What you have to do:
Pick out the lines containing "body".
=-=-=
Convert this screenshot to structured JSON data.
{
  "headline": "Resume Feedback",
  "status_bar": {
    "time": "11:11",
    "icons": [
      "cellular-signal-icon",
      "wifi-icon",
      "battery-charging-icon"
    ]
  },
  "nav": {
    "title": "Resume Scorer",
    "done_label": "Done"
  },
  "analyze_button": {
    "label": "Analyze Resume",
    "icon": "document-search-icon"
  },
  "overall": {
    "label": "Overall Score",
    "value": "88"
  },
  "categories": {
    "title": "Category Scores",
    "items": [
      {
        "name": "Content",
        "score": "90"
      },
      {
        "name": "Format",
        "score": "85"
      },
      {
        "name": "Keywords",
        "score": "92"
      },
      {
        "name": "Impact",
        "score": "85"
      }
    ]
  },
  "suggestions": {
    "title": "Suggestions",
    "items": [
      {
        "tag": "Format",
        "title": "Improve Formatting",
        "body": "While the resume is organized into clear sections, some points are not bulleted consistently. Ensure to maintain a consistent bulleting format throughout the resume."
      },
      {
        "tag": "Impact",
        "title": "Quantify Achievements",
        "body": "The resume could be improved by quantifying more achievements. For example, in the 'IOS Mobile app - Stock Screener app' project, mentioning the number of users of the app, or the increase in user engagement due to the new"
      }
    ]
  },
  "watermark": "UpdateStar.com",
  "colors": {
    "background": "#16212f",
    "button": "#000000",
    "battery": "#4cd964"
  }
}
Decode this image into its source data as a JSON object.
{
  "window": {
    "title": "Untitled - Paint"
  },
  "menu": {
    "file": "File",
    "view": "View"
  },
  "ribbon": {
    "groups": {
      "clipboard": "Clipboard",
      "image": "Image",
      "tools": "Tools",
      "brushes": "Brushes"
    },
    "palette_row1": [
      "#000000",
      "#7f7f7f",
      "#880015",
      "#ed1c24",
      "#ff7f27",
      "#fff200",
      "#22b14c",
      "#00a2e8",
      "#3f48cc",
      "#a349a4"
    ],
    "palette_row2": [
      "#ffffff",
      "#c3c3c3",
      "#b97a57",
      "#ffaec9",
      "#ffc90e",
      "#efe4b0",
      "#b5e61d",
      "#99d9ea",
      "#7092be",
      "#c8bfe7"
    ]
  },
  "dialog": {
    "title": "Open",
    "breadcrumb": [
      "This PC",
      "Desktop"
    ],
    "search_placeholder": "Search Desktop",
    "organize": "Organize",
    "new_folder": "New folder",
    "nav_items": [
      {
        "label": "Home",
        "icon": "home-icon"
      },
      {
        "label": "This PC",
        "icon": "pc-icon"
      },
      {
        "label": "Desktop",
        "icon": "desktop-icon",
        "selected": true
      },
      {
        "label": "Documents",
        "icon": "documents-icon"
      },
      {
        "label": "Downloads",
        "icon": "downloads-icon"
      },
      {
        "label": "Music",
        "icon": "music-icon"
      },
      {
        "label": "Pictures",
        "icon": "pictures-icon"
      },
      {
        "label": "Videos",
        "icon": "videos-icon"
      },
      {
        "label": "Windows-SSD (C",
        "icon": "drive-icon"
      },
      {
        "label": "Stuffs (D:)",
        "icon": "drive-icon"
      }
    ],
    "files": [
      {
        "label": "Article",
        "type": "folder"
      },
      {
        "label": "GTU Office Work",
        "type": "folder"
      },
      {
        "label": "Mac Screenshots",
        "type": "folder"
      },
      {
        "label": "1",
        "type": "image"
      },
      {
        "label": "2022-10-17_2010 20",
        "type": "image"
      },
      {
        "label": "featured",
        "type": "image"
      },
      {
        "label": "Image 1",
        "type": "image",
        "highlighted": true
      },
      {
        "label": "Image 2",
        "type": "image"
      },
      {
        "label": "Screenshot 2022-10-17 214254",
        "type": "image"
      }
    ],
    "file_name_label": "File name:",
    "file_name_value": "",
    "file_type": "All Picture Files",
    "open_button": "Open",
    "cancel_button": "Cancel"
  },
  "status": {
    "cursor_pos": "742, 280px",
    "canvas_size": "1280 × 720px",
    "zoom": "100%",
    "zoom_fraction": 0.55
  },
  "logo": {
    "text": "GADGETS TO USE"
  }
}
=-=-=
Final answer:
        "body": "While the resume is organized into clear sections, some points are not bulleted consistently. Ensure to maintain a consistent bulleting format throughout the resume."
        "body": "The resume could be improved by quantifying more achievements. For example, in the 'IOS Mobile app - Stock Screener app' project, mentioning the number of users of the app, or the increase in user engagement due to the new"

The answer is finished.